**WHAT YOU SHOULD DO:** Type out the complete listing below word for word, without its pictures.

Records about charts and figures
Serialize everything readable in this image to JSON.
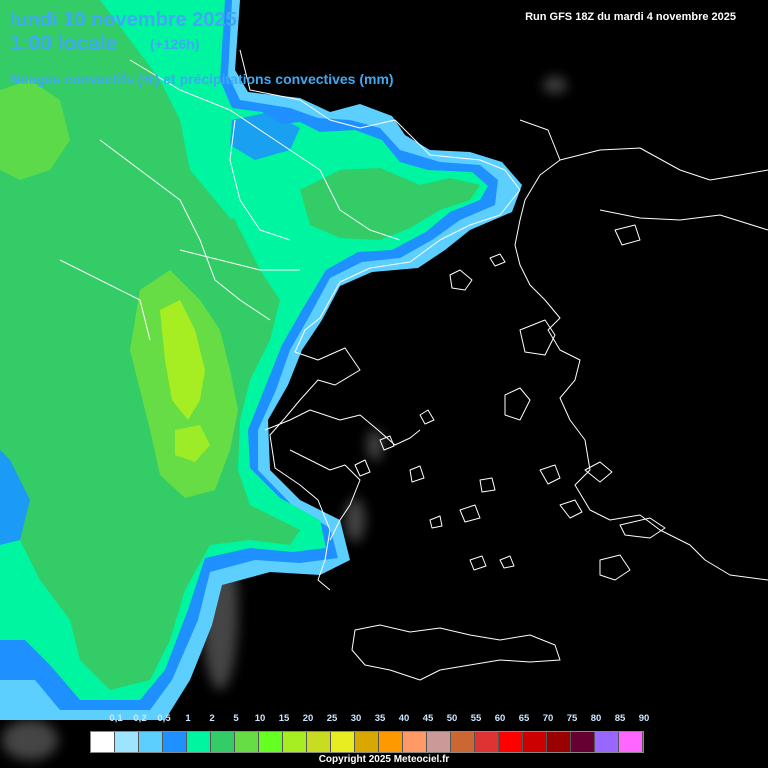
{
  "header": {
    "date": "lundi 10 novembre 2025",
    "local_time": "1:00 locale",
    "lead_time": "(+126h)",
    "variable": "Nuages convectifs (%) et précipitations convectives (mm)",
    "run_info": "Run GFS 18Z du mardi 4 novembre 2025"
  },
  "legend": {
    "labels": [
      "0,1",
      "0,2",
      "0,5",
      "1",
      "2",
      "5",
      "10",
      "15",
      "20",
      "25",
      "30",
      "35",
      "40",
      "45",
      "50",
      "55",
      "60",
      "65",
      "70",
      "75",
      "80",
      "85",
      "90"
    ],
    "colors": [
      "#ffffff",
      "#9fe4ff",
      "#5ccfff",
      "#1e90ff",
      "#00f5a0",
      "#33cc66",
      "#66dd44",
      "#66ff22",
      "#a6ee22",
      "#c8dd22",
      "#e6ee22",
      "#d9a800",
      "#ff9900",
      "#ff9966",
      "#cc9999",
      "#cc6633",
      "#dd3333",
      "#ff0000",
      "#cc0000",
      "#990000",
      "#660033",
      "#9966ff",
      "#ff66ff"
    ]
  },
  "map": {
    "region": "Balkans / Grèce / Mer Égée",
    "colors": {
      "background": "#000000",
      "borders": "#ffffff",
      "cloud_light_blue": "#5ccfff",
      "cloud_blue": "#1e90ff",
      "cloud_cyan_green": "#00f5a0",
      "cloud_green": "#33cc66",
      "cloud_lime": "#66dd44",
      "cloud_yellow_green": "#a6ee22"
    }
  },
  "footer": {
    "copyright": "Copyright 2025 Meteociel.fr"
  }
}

**TASK SOLUTION:**
Serialize everything readable in this image to JSON.
{
  "header": {
    "date": "lundi 10 novembre 2025",
    "local_time": "1:00 locale",
    "lead_time": "(+126h)",
    "variable": "Nuages convectifs (%) et précipitations convectives (mm)",
    "run_info": "Run GFS 18Z du mardi 4 novembre 2025"
  },
  "legend": {
    "labels": [
      "0,1",
      "0,2",
      "0,5",
      "1",
      "2",
      "5",
      "10",
      "15",
      "20",
      "25",
      "30",
      "35",
      "40",
      "45",
      "50",
      "55",
      "60",
      "65",
      "70",
      "75",
      "80",
      "85",
      "90"
    ],
    "colors": [
      "#ffffff",
      "#9fe4ff",
      "#5ccfff",
      "#1e90ff",
      "#00f5a0",
      "#33cc66",
      "#66dd44",
      "#66ff22",
      "#a6ee22",
      "#c8dd22",
      "#e6ee22",
      "#d9a800",
      "#ff9900",
      "#ff9966",
      "#cc9999",
      "#cc6633",
      "#dd3333",
      "#ff0000",
      "#cc0000",
      "#990000",
      "#660033",
      "#9966ff",
      "#ff66ff"
    ]
  },
  "map": {
    "region": "Balkans / Grèce / Mer Égée",
    "colors": {
      "background": "#000000",
      "borders": "#ffffff",
      "cloud_light_blue": "#5ccfff",
      "cloud_blue": "#1e90ff",
      "cloud_cyan_green": "#00f5a0",
      "cloud_green": "#33cc66",
      "cloud_lime": "#66dd44",
      "cloud_yellow_green": "#a6ee22"
    }
  },
  "footer": {
    "copyright": "Copyright 2025 Meteociel.fr"
  }
}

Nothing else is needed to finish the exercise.